▶ _Aim_
Set each record down exactly, excluding all images.

▶ _Extracted material_

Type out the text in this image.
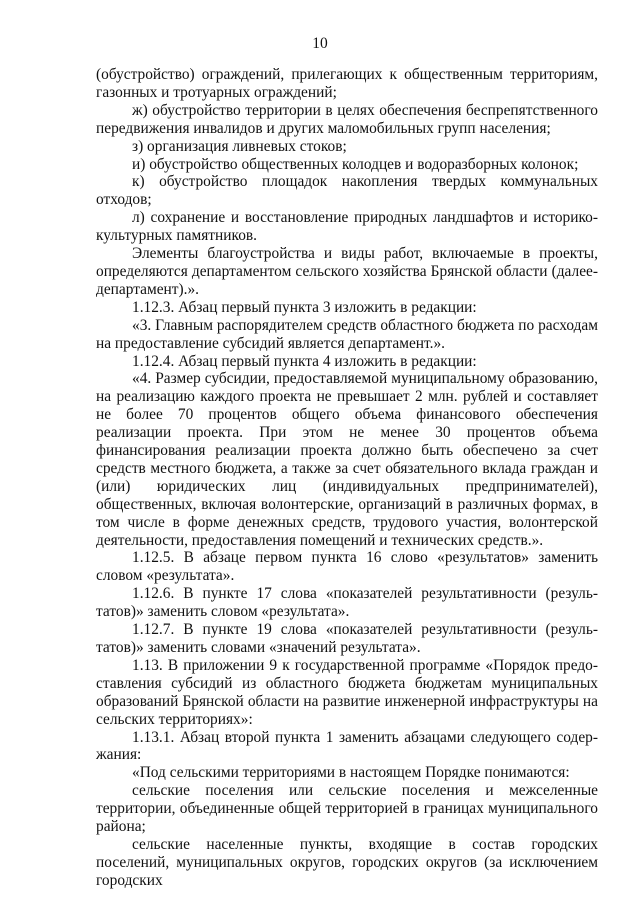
10

(обустройство) ограждений, прилегающих к общественным территориям, газонных и тротуарных ограждений;

ж) обустройство территории в целях обеспечения беспрепятственного передвижения инвалидов и других маломобильных групп населения;

з) организация ливневых стоков;

и) обустройство общественных колодцев и водоразборных колонок;

к) обустройство площадок накопления твердых коммунальных отходов;

л) сохранение и восстановление природных ландшафтов и историко-культурных памятников.

Элементы благоустройства и виды работ, включаемые в проекты, определяются департаментом сельского хозяйства Брянской области (далее-департамент).».

1.12.3. Абзац первый пункта 3 изложить в редакции:

«3. Главным распорядителем средств областного бюджета по расходам на предоставление субсидий является департамент.».

1.12.4. Абзац первый пункта 4 изложить в редакции:

«4. Размер субсидии, предоставляемой муниципальному образованию, на реализацию каждого проекта не превышает 2 млн. рублей и составляет не более 70 процентов общего объема финансового обеспечения реализации проекта. При этом не менее 30 процентов объема финансирования реализации проекта должно быть обеспечено за счет средств местного бюджета, а также за счет обязательного вклада граждан и (или) юридических лиц (индивидуальных предпринимателей), общественных, включая волонтерские, организаций в различных формах, в том числе в форме денежных средств, трудового участия, волонтерской деятельности, предоставления помещений и технических средств.».

1.12.5. В абзаце первом пункта 16 слово «результатов» заменить словом «результата».

1.12.6. В пункте 17 слова «показателей результативности (результатов)» заменить словом «результата».

1.12.7. В пункте 19 слова «показателей результативности (результатов)» заменить словами «значений результата».

1.13. В приложении 9 к государственной программе «Порядок предоставления субсидий из областного бюджета бюджетам муниципальных образований Брянской области на развитие инженерной инфраструктуры на сельских территориях»:

1.13.1. Абзац второй пункта 1 заменить абзацами следующего содержания:

«Под сельскими территориями в настоящем Порядке понимаются:

сельские поселения или сельские поселения и межселенные территории, объединенные общей территорией в границах муниципального района;

сельские населенные пункты, входящие в состав городских поселений, муниципальных округов, городских округов (за исключением городских
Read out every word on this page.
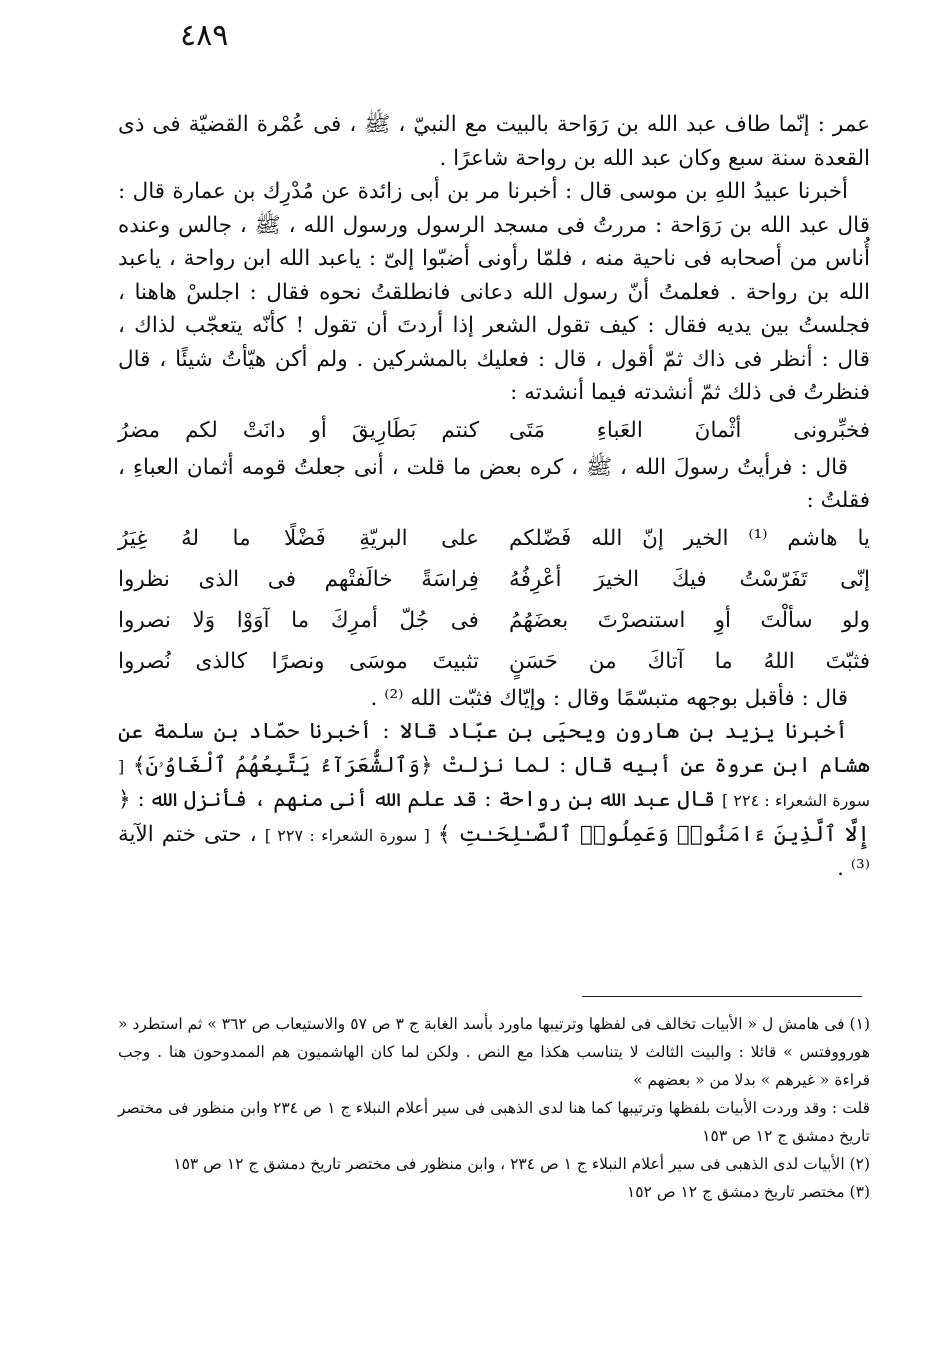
٤٨٩

عمر : إنّما طاف عبد الله بن رَوَاحة بالبيت مع النبيّ ، ﷺ ، فى عُمْرة القضيّة فى ذى القعدة سنة سبع وكان عبد الله بن رواحة شاعرًا .

أخبرنا عبيدُ اللهِ بن موسى قال : أخبرنا مر بن أبى زائدة عن مُدْرِك بن عمارة قال : قال عبد الله بن رَوَاحة : مررتُ فى مسجد الرسول ورسول الله ، ﷺ ، جالس وعنده أُناس من أصحابه فى ناحية منه ، فلمّا رأونى أضبّوا إلىّ : ياعبد الله ابن رواحة ، ياعبد الله بن رواحة . فعلمتُ أنّ رسول الله دعانى فانطلقتُ نحوه فقال : اجلسْ هاهنا ، فجلستُ بين يديه فقال : كيف تقول الشعر إذا أردتَ أن تقول ! كأنّه يتعجّب لذاك ، قال : أنظر فى ذاك ثمّ أقول ، قال : فعليك بالمشركين . ولم أكن هيّأتُ شيئًا ، قال فنظرتُ فى ذلك ثمّ أنشدته فيما أنشدته :

فخبِّرونى أثْمانَ العَباءِ مَتَى
كنتم بَطَارِيقَ أو دانَتْ لكم مضرُ

قال : فرأيتُ رسولَ الله ، ﷺ ، كره بعض ما قلت ، أنى جعلتُ قومه أثمان العباءِ ، فقلتُ :

يا هاشم ⁽¹⁾ الخير إنّ الله فَضّلكم
على البريّةِ فَضْلًا ما لهُ غِيَرُ
إنّى تَفَرّسْتُ فيكَ الخيرَ أعْرِفُهُ
فِراسَةً خالَفتْهم فى الذى نظروا
ولو سألْتَ أوِ استنصرْتَ بعضَهُمُ
فى جُلّ أمرِكَ ما آوَوْا وَلا نصروا
فثبّتَ اللهُ ما آتاكَ من حَسَنٍ
تثبيتَ موسَى ونصرًا كالذى نُصروا

قال : فأقبل بوجهه متبسّمًا وقال : وإيّاك فثبّت الله ⁽²⁾ .

أخبرنا يزيد بن هارون ويحيَى بن عبّاد قالا : أخبرنا حمّاد بن سلمة عن هشام ابن عروة عن أبيه قال : لما نزلتْ ﴿وَٱلشُّعَرَآءُ يَتَّبِعُهُمُ ٱلْغَاوُۥنَ﴾ [ سورة الشعراء : ٢٢٤ ] قال عبد الله بن رواحة : قد علم الله أنى منهم ، فأنزل الله : ﴿ إِلَّا ٱلَّذِينَ ءَامَنُوا۟ وَعَمِلُوا۟ ٱلصَّـٰلِحَـٰتِ ﴾ [ سورة الشعراء : ٢٢٧ ] ، حتى ختم الآية ⁽³⁾ .

(١) فى هامش ل « الأبيات تخالف فى لفظها وترتيبها ماورد بأسد الغابة ج ٣ ص ٥٧ والاستيعاب ص ٣٦٢ » ثم استطرد « هورووفتس » قائلا : والبيت الثالث لا يتناسب هكذا مع النص . ولكن لما كان الهاشميون هم الممدوحون هنا . وجب قراءة « غيرهم » بدلا من « بعضهم »

قلت : وقد وردت الأبيات بلفظها وترتيبها كما هنا لدى الذهبى فى سير أعلام النبلاء ج ١ ص ٢٣٤ وابن منظور فى مختصر تاريخ دمشق ج ١٢ ص ١٥٣

(٢) الأبيات لدى الذهبى فى سير أعلام النبلاء ج ١ ص ٢٣٤ ، وابن منظور فى مختصر تاريخ دمشق ج ١٢ ص ١٥٣

(٣) مختصر تاريخ دمشق ج ١٢ ص ١٥٢
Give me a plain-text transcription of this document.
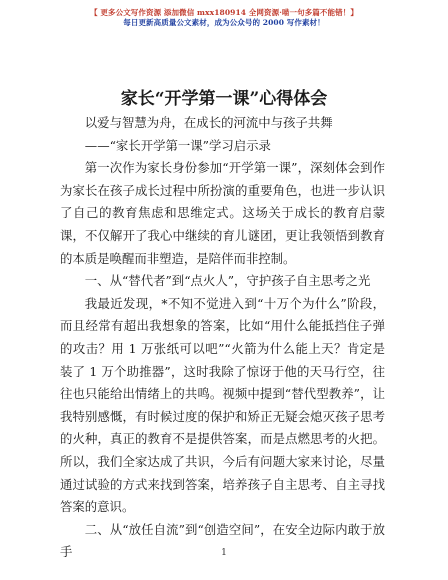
【 更多公文写作资源 添加微信 mxx180914 全网资源·喵一句多篇不能错！】
每日更新高质量公文素材，成为公众号的 2000 写作素材！
家长“开学第一课”心得体会

以爱与智慧为舟，在成长的河流中与孩子共舞

——“家长开学第一课”学习启示录

第一次作为家长身份参加“开学第一课”，深刻体会到作为家长在孩子成长过程中所扮演的重要角色，也进一步认识了自己的教育焦虑和思维定式。这场关于成长的教育启蒙课，不仅解开了我心中继续的育儿谜团，更让我领悟到教育的本质是唤醒而非塑造，是陪伴而非控制。

一、从“替代者”到“点火人”，守护孩子自主思考之光

我最近发现，*不知不觉进入到“十万个为什么”阶段，而且经常有超出我想象的答案，比如“用什么能抵挡住子弹的攻击？用 1 万张纸可以吧”“火箭为什么能上天？肯定是装了 1 万个助推器”，这时我除了惊讶于他的天马行空，往往也只能给出情绪上的共鸣。视频中提到“替代型教养”，让我特别感慨，有时候过度的保护和矫正无疑会熄灭孩子思考的火种，真正的教育不是提供答案，而是点燃思考的火把。所以，我们全家达成了共识，今后有问题大家来讨论，尽量通过试验的方式来找到答案，培养孩子自主思考、自主寻找答案的意识。

二、从“放任自流”到“创造空间”，在安全边际内敢于放手	1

▶ _Expected output_
Type out the text in this image.
10

(обустройство) ограждений, прилегающих к общественным территориям, газонных и тротуарных ограждений;

ж) обустройство территории в целях обеспечения беспрепятственного передвижения инвалидов и других маломобильных групп населения;

з) организация ливневых стоков;

и) обустройство общественных колодцев и водоразборных колонок;

к) обустройство площадок накопления твердых коммунальных отходов;

л) сохранение и восстановление природных ландшафтов и историко-культурных памятников.

Элементы благоустройства и виды работ, включаемые в проекты, определяются департаментом сельского хозяйства Брянской области (далее-департамент).».

1.12.3. Абзац первый пункта 3 изложить в редакции:

«3. Главным распорядителем средств областного бюджета по расходам на предоставление субсидий является департамент.».

1.12.4. Абзац первый пункта 4 изложить в редакции:

«4. Размер субсидии, предоставляемой муниципальному образованию, на реализацию каждого проекта не превышает 2 млн. рублей и составляет не более 70 процентов общего объема финансового обеспечения реализации проекта. При этом не менее 30 процентов объема финансирования реализации проекта должно быть обеспечено за счет средств местного бюджета, а также за счет обязательного вклада граждан и (или) юридических лиц (индивидуальных предпринимателей), общественных, включая волонтерские, организаций в различных формах, в том числе в форме денежных средств, трудового участия, волонтерской деятельности, предоставления помещений и технических средств.».

1.12.5. В абзаце первом пункта 16 слово «результатов» заменить словом «результата».

1.12.6. В пункте 17 слова «показателей результативности (результатов)» заменить словом «результата».

1.12.7. В пункте 19 слова «показателей результативности (результатов)» заменить словами «значений результата».

1.13. В приложении 9 к государственной программе «Порядок предоставления субсидий из областного бюджета бюджетам муниципальных образований Брянской области на развитие инженерной инфраструктуры на сельских территориях»:

1.13.1. Абзац второй пункта 1 заменить абзацами следующего содержания:

«Под сельскими территориями в настоящем Порядке понимаются:

сельские поселения или сельские поселения и межселенные территории, объединенные общей территорией в границах муниципального района;

сельские населенные пункты, входящие в состав городских поселений, муниципальных округов, городских округов (за исключением городских
Read out every word on this page.
٤٨٩

عمر : إنّما طاف عبد الله بن رَوَاحة بالبيت مع النبيّ ، ﷺ ، فى عُمْرة القضيّة فى ذى القعدة سنة سبع وكان عبد الله بن رواحة شاعرًا .

أخبرنا عبيدُ اللهِ بن موسى قال : أخبرنا مر بن أبى زائدة عن مُدْرِك بن عمارة قال : قال عبد الله بن رَوَاحة : مررتُ فى مسجد الرسول ورسول الله ، ﷺ ، جالس وعنده أُناس من أصحابه فى ناحية منه ، فلمّا رأونى أضبّوا إلىّ : ياعبد الله ابن رواحة ، ياعبد الله بن رواحة . فعلمتُ أنّ رسول الله دعانى فانطلقتُ نحوه فقال : اجلسْ هاهنا ، فجلستُ بين يديه فقال : كيف تقول الشعر إذا أردتَ أن تقول ! كأنّه يتعجّب لذاك ، قال : أنظر فى ذاك ثمّ أقول ، قال : فعليك بالمشركين . ولم أكن هيّأتُ شيئًا ، قال فنظرتُ فى ذلك ثمّ أنشدته فيما أنشدته :

فخبِّرونى أثْمانَ العَباءِ مَتَى
كنتم بَطَارِيقَ أو دانَتْ لكم مضرُ

قال : فرأيتُ رسولَ الله ، ﷺ ، كره بعض ما قلت ، أنى جعلتُ قومه أثمان العباءِ ، فقلتُ :

يا هاشم ⁽¹⁾ الخير إنّ الله فَضّلكم
على البريّةِ فَضْلًا ما لهُ غِيَرُ
إنّى تَفَرّسْتُ فيكَ الخيرَ أعْرِفُهُ
فِراسَةً خالَفتْهم فى الذى نظروا
ولو سألْتَ أوِ استنصرْتَ بعضَهُمُ
فى جُلّ أمرِكَ ما آوَوْا وَلا نصروا
فثبّتَ اللهُ ما آتاكَ من حَسَنٍ
تثبيتَ موسَى ونصرًا كالذى نُصروا

قال : فأقبل بوجهه متبسّمًا وقال : وإيّاك فثبّت الله ⁽²⁾ .

أخبرنا يزيد بن هارون ويحيَى بن عبّاد قالا : أخبرنا حمّاد بن سلمة عن هشام ابن عروة عن أبيه قال : لما نزلتْ ﴿وَٱلشُّعَرَآءُ يَتَّبِعُهُمُ ٱلْغَاوُۥنَ﴾ [ سورة الشعراء : ٢٢٤ ] قال عبد الله بن رواحة : قد علم الله أنى منهم ، فأنزل الله : ﴿ إِلَّا ٱلَّذِينَ ءَامَنُوا۟ وَعَمِلُوا۟ ٱلصَّـٰلِحَـٰتِ ﴾ [ سورة الشعراء : ٢٢٧ ] ، حتى ختم الآية ⁽³⁾ .

(١) فى هامش ل « الأبيات تخالف فى لفظها وترتيبها ماورد بأسد الغابة ج ٣ ص ٥٧ والاستيعاب ص ٣٦٢ » ثم استطرد « هورووفتس » قائلا : والبيت الثالث لا يتناسب هكذا مع النص . ولكن لما كان الهاشميون هم الممدوحون هنا . وجب قراءة « غيرهم » بدلا من « بعضهم »

قلت : وقد وردت الأبيات بلفظها وترتيبها كما هنا لدى الذهبى فى سير أعلام النبلاء ج ١ ص ٢٣٤ وابن منظور فى مختصر تاريخ دمشق ج ١٢ ص ١٥٣

(٢) الأبيات لدى الذهبى فى سير أعلام النبلاء ج ١ ص ٢٣٤ ، وابن منظور فى مختصر تاريخ دمشق ج ١٢ ص ١٥٣

(٣) مختصر تاريخ دمشق ج ١٢ ص ١٥٢
Give me a plain-text transcription of this document.
【 更多公文写作资源 添加微信 mxx180914 全网资源·喵一句多篇不能错！】
每日更新高质量公文素材，成为公众号的 2000 写作素材！
家长“开学第一课”心得体会

以爱与智慧为舟，在成长的河流中与孩子共舞

——“家长开学第一课”学习启示录

第一次作为家长身份参加“开学第一课”，深刻体会到作为家长在孩子成长过程中所扮演的重要角色，也进一步认识了自己的教育焦虑和思维定式。这场关于成长的教育启蒙课，不仅解开了我心中继续的育儿谜团，更让我领悟到教育的本质是唤醒而非塑造，是陪伴而非控制。

一、从“替代者”到“点火人”，守护孩子自主思考之光

我最近发现，*不知不觉进入到“十万个为什么”阶段，而且经常有超出我想象的答案，比如“用什么能抵挡住子弹的攻击？用 1 万张纸可以吧”“火箭为什么能上天？肯定是装了 1 万个助推器”，这时我除了惊讶于他的天马行空，往往也只能给出情绪上的共鸣。视频中提到“替代型教养”，让我特别感慨，有时候过度的保护和矫正无疑会熄灭孩子思考的火种，真正的教育不是提供答案，而是点燃思考的火把。所以，我们全家达成了共识，今后有问题大家来讨论，尽量通过试验的方式来找到答案，培养孩子自主思考、自主寻找答案的意识。

二、从“放任自流”到“创造空间”，在安全边际内敢于放手	1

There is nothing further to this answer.